RECORDS SHOWN ::

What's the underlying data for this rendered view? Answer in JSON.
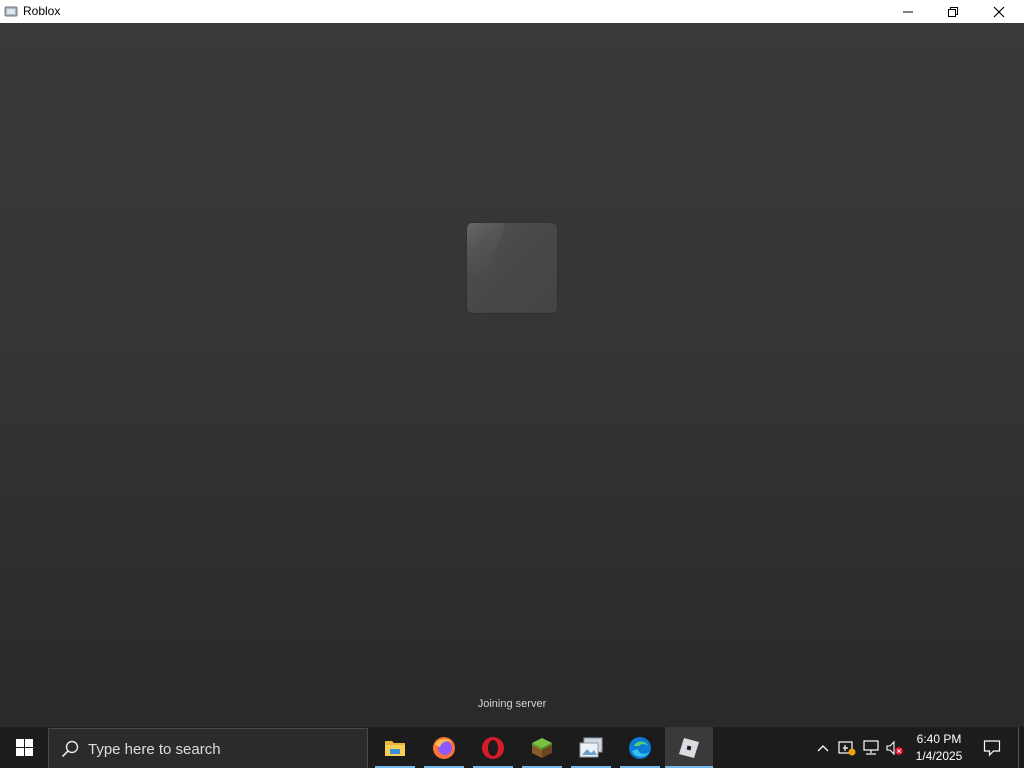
{
  "window": {
    "title": "Roblox",
    "minimize_icon": "minimize-icon",
    "maximize_icon": "restore-icon",
    "close_icon": "close-icon"
  },
  "game": {
    "status_text": "Joining server",
    "loading_icon": "roblox-loading-tile"
  },
  "taskbar": {
    "start_icon": "windows-logo-icon",
    "search": {
      "placeholder": "Type here to search",
      "icon": "search-icon"
    },
    "apps": [
      {
        "name": "File Explorer",
        "icon": "folder-icon",
        "active": false
      },
      {
        "name": "Firefox",
        "icon": "firefox-icon",
        "active": false
      },
      {
        "name": "Opera",
        "icon": "opera-icon",
        "active": false
      },
      {
        "name": "Minecraft",
        "icon": "minecraft-grass-block-icon",
        "active": false
      },
      {
        "name": "Photos",
        "icon": "gallery-icon",
        "active": false
      },
      {
        "name": "Microsoft Edge",
        "icon": "edge-icon",
        "active": false
      },
      {
        "name": "Roblox",
        "icon": "roblox-icon",
        "active": true
      }
    ],
    "tray": {
      "icons": [
        "chevron-up-icon",
        "security-warning-icon",
        "network-icon",
        "volume-muted-icon"
      ]
    },
    "clock": {
      "time": "6:40 PM",
      "date": "1/4/2025"
    },
    "notification_icon": "notification-icon"
  },
  "colors": {
    "accent_underline": "#76b9ed",
    "taskbar": "#1c1c1c",
    "game_background": "#353535"
  }
}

TASK OBJECTIVE :: Omit pictures; set down the rest of the material word for word.

TASK RESPONSE ::
What's the underlying data for this rendered view? Answer in JSON.
{
  "window": {
    "title": "Roblox",
    "minimize_icon": "minimize-icon",
    "maximize_icon": "restore-icon",
    "close_icon": "close-icon"
  },
  "game": {
    "status_text": "Joining server",
    "loading_icon": "roblox-loading-tile"
  },
  "taskbar": {
    "start_icon": "windows-logo-icon",
    "search": {
      "placeholder": "Type here to search",
      "icon": "search-icon"
    },
    "apps": [
      {
        "name": "File Explorer",
        "icon": "folder-icon",
        "active": false
      },
      {
        "name": "Firefox",
        "icon": "firefox-icon",
        "active": false
      },
      {
        "name": "Opera",
        "icon": "opera-icon",
        "active": false
      },
      {
        "name": "Minecraft",
        "icon": "minecraft-grass-block-icon",
        "active": false
      },
      {
        "name": "Photos",
        "icon": "gallery-icon",
        "active": false
      },
      {
        "name": "Microsoft Edge",
        "icon": "edge-icon",
        "active": false
      },
      {
        "name": "Roblox",
        "icon": "roblox-icon",
        "active": true
      }
    ],
    "tray": {
      "icons": [
        "chevron-up-icon",
        "security-warning-icon",
        "network-icon",
        "volume-muted-icon"
      ]
    },
    "clock": {
      "time": "6:40 PM",
      "date": "1/4/2025"
    },
    "notification_icon": "notification-icon"
  },
  "colors": {
    "accent_underline": "#76b9ed",
    "taskbar": "#1c1c1c",
    "game_background": "#353535"
  }
}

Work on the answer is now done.